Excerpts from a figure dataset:
## START

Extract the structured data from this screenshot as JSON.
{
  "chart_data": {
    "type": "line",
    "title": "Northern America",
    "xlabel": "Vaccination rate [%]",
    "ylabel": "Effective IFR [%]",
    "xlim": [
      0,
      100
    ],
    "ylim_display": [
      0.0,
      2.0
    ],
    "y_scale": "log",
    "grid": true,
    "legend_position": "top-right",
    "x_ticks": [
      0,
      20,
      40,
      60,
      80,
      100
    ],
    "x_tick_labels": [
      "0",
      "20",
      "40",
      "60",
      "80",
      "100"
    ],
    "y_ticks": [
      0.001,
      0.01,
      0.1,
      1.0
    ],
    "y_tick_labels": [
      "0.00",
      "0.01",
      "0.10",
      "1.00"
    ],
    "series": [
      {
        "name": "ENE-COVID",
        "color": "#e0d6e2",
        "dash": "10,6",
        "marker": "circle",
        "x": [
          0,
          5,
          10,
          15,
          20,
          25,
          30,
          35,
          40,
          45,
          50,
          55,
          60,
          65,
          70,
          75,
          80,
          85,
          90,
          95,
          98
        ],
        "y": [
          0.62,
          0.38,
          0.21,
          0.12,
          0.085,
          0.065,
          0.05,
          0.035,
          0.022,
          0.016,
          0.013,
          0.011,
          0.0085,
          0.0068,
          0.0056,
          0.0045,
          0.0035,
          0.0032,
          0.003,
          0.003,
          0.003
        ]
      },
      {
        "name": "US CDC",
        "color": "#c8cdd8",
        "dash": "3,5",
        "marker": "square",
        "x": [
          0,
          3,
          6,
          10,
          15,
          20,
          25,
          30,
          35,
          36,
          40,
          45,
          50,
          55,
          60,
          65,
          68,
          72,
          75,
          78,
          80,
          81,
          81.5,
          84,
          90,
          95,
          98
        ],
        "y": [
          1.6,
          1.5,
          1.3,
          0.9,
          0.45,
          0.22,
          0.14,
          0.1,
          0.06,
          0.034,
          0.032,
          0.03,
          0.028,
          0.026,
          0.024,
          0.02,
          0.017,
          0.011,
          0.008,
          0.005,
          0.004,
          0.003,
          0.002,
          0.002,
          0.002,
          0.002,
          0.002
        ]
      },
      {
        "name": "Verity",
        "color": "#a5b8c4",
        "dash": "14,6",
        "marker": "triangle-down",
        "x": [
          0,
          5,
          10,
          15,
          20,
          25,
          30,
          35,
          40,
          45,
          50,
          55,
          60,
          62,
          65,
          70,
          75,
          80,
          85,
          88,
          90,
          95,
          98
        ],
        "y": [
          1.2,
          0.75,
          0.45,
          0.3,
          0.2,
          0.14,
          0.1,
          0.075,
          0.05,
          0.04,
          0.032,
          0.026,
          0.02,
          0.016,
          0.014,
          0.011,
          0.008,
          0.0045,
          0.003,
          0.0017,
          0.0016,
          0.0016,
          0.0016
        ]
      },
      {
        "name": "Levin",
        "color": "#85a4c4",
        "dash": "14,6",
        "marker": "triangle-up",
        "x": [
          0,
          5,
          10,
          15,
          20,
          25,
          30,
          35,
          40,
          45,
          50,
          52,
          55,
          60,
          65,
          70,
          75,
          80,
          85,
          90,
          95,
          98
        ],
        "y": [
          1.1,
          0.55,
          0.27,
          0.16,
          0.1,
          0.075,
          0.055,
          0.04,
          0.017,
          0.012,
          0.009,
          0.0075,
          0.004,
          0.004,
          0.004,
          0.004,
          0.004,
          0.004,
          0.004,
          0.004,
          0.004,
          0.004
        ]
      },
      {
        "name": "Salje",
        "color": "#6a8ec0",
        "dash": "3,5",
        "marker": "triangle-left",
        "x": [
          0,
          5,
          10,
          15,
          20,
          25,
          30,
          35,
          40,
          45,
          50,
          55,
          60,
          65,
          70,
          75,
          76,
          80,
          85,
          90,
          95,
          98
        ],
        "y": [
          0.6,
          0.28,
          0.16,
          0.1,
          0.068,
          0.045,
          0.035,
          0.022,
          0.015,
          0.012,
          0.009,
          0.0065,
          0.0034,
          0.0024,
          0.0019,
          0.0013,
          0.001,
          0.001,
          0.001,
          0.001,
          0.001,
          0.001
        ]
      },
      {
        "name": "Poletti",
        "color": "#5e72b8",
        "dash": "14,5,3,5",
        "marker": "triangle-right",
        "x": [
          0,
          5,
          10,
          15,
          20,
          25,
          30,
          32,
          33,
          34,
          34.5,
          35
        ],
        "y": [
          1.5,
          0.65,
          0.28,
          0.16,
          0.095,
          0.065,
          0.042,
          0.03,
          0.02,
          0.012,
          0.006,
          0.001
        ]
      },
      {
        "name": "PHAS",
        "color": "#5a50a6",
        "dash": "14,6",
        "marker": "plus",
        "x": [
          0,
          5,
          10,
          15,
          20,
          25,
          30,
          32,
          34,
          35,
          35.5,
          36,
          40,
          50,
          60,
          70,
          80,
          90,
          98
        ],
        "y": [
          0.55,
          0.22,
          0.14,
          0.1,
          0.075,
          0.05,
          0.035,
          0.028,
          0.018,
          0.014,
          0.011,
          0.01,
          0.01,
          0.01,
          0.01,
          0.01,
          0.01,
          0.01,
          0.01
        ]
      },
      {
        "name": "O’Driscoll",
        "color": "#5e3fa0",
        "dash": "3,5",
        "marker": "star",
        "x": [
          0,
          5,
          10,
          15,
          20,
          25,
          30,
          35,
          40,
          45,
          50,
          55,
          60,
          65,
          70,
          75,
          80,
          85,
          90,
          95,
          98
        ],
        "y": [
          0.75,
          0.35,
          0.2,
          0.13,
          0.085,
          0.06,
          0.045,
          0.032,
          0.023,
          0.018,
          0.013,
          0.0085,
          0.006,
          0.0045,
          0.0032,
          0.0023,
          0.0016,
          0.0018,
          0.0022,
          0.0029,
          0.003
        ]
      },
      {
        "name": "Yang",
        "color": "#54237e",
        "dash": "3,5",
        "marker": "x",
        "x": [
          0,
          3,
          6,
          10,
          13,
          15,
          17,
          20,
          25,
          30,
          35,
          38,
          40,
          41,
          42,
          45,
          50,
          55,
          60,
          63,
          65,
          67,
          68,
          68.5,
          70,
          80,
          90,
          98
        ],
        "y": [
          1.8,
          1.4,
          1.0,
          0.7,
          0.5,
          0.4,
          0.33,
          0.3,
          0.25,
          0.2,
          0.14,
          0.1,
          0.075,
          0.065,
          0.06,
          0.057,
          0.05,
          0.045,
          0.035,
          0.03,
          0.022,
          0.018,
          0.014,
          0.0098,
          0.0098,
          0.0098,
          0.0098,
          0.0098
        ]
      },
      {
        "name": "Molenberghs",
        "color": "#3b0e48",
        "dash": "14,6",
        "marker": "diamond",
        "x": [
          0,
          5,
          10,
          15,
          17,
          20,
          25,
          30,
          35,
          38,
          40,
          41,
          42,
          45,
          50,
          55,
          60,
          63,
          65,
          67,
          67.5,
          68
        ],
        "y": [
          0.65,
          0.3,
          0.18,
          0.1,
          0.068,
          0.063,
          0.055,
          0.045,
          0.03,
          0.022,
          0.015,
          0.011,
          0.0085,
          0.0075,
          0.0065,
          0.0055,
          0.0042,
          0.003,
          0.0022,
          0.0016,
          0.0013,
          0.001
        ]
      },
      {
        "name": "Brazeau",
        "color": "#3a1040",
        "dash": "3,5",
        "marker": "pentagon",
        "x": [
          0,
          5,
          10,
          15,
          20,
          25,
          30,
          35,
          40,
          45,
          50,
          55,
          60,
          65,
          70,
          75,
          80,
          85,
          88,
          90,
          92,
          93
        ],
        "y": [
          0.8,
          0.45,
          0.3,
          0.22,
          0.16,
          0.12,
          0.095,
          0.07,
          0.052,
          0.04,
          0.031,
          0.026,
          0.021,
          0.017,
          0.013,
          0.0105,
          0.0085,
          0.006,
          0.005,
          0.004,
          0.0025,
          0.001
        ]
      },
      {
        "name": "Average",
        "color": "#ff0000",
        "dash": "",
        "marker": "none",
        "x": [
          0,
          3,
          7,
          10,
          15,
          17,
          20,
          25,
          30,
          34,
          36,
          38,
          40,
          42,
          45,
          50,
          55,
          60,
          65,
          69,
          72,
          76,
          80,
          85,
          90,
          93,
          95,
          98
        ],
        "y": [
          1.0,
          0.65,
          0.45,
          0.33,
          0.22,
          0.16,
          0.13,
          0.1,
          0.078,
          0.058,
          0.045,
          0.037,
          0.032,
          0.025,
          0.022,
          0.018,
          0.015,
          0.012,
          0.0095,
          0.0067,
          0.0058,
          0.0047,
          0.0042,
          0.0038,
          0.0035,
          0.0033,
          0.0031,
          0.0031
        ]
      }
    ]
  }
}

## END

**Challenge**
Which lines of the data above contain "color"? Copy each one.

**Task solution**
        "color": "#e0d6e2",
        "color": "#c8cdd8",
        "color": "#a5b8c4",
        "color": "#85a4c4",
        "color": "#6a8ec0",
        "color": "#5e72b8",
        "color": "#5a50a6",
        "color": "#5e3fa0",
        "color": "#54237e",
        "color": "#3b0e48",
        "color": "#3a1040",
        "color": "#ff0000",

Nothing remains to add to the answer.